It is easy to imagine how this type of conversation can deteriorate. But it can also be taken as a starting point to reflect on how different groups – in this case, religious communities and mediation experts – can interact constructively.
Training workshops focus on providing participants with the necessary skills for constructive dialogue, negotiation and mediation. Such workshops, normally lasting a few days to a week, have become an integral part of many dialogue and conflict transformation processes. The logic behind these training workshops is not only to provide participants with a platform to exchange, but also to provide methodologies to help make this exchange more constructive for all actors involved.
What guiding principles can facilitate this type of training and discussion? Mediating disputes can profitably draw on religious sources, such as the Bible and the Koran, to train negotiators and mediators. But it is important that they are used in the right way.
Why use religious resources?
Why should mediation or negotiation trainers use religious resources in their interactions with a religious community? One obvious reason is to make the principles behind attempted reconciliation more legitimate and digestible. The language is that used by communities themselves. And such terminology can make ideas come alive, mobilise a community’s religious resources, and talk directly to the values and ideas of a group of people.
At the same time, using religious resources is potentially dangerous, and authentic interpretations of religious texts are only possible from within the community in question. The danger is not just of trainers cherry-picking quotes out of context, but who is doing the picking. The more a person is an ‘outsider’ from a religious community, the less interpretative authority she or he has. By nonetheless trying to use a religious text to argue a point, a real or perceived imposition or manipulation of view can result. And in mediation that is not appropriate, because imposing a worldview or a way of framing issues – which is at stake when meddling in a community’s religious narrative – is potentially also a form of violence.
Criteria for using religious resources in mediation
Given these problems, there need to be clear criteria for if, when and how to use religious resources to teach negotiation skills. The following principles are instructive, if not comprehensive.
Mediation trainers should use religious resources to legitimise an idea only if they are familiar with the relevant religious traditions, and if they are perceived as “insiders” with the religious community they are dealing with.
So a mediation trainer with a Christian background can use biblical language to explain and legitimise an idea to fellow Christians, but the trainer should shy away from this approach when talking to other religious groups. Interpretation, in short, is an intra-community activity. Coming from outside a group and claiming some kind of authority based on your interpretation of the group’s religious texts can lead to difficulties.
Outsiders should use religious resources only for accessibility, not to legitimise. If you exist outside a particular religious community, you are much more limited in how you can use a religious text. What outsiders may be able to do, if they can understand and respect another religious tradition, is to refer to a religious saying, item or metaphor (such as “shura” in Islam to refer to a consultation process), or even to quote from its texts, in order to communicate clearly. But this should not be done to legitimise particular ideas.
Making an idea digestible means linking it to resources that can be taken up by the receiving community. Outsiders can do this because they do not claim authority. In contrast, if outsiders seek to legitimise an idea by referring to a religious text, this person will end up meddling with the community’s internal authority and its own legitimisation processes.
A two-way process
The best way to develop ideas is in a two-way form of dialogue. Even as an insider, religious texts should not be used as a tool to ‘prove’ that you are right, but instead to develop ideas and grapple with possible new meanings, interpretations and nuances.

Bounding box entries:
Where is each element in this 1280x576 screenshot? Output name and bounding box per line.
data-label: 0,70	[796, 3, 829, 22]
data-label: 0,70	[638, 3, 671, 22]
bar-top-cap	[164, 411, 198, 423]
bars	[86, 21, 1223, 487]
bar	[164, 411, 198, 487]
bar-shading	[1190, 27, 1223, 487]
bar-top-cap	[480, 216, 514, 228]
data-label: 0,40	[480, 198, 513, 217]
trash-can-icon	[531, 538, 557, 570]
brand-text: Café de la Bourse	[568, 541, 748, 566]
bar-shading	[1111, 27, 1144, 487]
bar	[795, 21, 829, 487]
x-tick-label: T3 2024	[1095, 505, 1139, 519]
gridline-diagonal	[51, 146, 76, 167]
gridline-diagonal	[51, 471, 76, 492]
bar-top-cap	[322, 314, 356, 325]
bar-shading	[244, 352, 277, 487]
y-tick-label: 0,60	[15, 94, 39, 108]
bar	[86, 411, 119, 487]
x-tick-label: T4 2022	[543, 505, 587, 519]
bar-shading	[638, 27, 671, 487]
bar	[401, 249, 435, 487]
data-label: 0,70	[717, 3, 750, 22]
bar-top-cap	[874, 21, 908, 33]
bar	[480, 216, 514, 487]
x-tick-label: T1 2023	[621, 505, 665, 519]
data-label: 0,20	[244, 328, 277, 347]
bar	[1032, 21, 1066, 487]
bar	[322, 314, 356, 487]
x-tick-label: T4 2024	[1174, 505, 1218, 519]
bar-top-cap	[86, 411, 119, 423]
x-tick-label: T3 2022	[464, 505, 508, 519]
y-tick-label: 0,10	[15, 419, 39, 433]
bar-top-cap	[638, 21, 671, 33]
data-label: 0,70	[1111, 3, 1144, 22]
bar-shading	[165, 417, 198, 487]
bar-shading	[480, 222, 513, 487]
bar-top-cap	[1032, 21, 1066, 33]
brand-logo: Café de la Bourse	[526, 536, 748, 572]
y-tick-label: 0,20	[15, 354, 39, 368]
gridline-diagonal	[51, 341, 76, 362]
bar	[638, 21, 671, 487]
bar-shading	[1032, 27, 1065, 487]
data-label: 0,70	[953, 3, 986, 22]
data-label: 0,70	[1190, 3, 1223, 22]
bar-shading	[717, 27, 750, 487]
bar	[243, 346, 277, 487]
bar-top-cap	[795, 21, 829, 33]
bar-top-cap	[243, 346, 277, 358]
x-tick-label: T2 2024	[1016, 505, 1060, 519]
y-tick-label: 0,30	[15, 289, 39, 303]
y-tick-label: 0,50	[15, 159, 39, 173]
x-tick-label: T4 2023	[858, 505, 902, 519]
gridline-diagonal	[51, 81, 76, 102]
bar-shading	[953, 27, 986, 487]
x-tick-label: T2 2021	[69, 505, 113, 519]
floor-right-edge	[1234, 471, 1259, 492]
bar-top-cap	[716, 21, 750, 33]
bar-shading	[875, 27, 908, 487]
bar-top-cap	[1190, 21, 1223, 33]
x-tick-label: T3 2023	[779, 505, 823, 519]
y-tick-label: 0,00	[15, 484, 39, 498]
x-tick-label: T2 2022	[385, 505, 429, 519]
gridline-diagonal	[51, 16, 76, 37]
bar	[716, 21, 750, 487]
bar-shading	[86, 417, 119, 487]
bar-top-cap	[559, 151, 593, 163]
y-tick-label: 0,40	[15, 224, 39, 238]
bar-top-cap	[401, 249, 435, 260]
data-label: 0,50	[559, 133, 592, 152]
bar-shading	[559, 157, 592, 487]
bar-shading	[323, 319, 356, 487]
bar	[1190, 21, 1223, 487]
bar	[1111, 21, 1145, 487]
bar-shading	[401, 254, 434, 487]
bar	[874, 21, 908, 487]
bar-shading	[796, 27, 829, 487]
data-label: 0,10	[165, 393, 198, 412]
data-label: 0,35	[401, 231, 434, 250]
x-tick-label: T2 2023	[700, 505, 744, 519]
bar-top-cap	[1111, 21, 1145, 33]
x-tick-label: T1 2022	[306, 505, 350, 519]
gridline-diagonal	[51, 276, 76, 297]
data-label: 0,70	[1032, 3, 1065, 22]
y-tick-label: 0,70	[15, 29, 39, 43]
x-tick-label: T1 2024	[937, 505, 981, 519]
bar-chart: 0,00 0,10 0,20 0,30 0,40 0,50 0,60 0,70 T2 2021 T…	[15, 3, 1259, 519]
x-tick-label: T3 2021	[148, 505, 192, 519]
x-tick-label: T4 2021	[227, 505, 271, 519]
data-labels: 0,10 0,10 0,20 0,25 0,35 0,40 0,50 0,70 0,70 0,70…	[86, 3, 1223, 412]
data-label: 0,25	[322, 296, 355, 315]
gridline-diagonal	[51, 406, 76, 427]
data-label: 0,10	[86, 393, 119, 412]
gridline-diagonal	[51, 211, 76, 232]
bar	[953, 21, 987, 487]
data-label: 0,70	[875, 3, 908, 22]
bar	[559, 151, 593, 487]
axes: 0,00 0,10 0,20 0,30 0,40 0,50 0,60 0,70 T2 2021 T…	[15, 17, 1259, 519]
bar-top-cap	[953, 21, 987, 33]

- GIVEN REQUEST 1
How would you render the sentence "Interpretation, in short, is an intra-community activity." from the passage on religious resources in mediation into Spanish?
- GIVEN REQUEST 2
In the passage on religious resources in mediation, how long do the training workshops normally last?
- GIVEN REQUEST 3
Resume the passage on religious resources in mediation from its last sentence.

- EXERCISE RESPONSE 1
La interpretación, en resumen, es una actividad intracomunitaria.

- EXERCISE RESPONSE 2
A few days to a week.

- EXERCISE RESPONSE 3
By taking a two-way approach, the non-religious principle and the religious text can end up teaching something to the other. Coming from a negotiating standpoint, it is also vital to be humble, and stress that the origin of an idea is more likely to be in the religious text (such as the Bible) than in the most recently published article on negotiation or mediation. Mahatma Gandhi’s dictum comes to mind: “I have nothing new to teach the world, truth and non-violence are as old as the hills.”
Trainers and mediators should use open questions and ask for peer- or elder-review. As an insider focusing on legitimisation and accessibility, and an outsider focusing only on accessibility, there is still an additional criterion to keep in mind: checking with others to make sure your use of a religious quote is OK. Rather than saying this is the only or best way of understanding, it is advisable to pose your desired point or observation as an open question, and thereby focus on different ways of understanding, and not just one which is right or wrong. By taking this tack, a discussion can be started with the peers or elders of a group about whether a religious text is usable in a particular way or not.
Using religion to teach mediation
The way religious resources should be used to teach negotiation skills depends on whether someone is a member of a community or an outsider. This is also relevant for sub-communities. For example, you can be from a religious tradition (Christianity), but not from the sub-community (Catholic or Protestant). This means you will still be considered an outsider.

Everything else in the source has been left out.